## Record extracts
■ ■ ■ ■ ■
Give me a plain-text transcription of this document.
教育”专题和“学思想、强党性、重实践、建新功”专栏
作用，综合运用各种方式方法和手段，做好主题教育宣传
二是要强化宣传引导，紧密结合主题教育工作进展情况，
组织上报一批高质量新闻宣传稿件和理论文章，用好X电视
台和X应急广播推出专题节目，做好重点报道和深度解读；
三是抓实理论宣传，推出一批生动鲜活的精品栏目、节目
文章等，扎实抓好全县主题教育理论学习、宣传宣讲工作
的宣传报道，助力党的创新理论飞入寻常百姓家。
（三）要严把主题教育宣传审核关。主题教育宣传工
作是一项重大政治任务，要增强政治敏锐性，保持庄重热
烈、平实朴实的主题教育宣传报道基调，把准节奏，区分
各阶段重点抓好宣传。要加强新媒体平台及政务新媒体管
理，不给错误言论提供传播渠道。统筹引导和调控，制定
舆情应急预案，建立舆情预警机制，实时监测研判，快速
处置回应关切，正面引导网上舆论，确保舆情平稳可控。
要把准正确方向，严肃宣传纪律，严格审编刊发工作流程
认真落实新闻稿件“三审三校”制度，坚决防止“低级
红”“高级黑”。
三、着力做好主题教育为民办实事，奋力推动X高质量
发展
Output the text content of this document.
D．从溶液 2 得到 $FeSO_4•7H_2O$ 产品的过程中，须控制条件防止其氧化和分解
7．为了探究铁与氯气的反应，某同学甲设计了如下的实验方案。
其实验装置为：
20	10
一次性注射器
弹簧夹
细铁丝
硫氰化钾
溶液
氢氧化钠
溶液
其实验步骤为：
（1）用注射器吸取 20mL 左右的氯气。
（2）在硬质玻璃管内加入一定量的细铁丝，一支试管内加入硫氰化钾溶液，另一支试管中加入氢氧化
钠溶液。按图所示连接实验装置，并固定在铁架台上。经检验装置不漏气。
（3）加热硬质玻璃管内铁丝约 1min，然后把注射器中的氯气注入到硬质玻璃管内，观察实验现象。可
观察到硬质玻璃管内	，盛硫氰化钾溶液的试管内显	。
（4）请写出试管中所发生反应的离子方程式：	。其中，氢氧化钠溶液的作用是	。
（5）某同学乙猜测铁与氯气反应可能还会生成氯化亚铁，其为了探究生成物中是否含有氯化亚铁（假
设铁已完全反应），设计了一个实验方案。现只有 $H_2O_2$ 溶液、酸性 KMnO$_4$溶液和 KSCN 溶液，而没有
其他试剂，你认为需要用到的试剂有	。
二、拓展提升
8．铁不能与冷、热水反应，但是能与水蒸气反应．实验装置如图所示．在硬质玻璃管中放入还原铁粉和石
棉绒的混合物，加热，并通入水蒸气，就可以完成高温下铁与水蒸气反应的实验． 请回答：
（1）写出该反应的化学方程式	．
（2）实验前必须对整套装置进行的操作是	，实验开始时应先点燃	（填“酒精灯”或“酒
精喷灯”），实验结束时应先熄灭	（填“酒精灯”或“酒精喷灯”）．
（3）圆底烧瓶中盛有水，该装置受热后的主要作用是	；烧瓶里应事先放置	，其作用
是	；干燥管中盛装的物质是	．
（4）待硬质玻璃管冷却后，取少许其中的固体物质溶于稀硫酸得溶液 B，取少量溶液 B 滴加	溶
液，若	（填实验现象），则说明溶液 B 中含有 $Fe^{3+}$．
■ ■ ■ ■ ■
## Exercise details
Gather from the data above every line with the string "this".

## Complete answer
Give me a plain-text transcription of this document.
Output the text content of this document.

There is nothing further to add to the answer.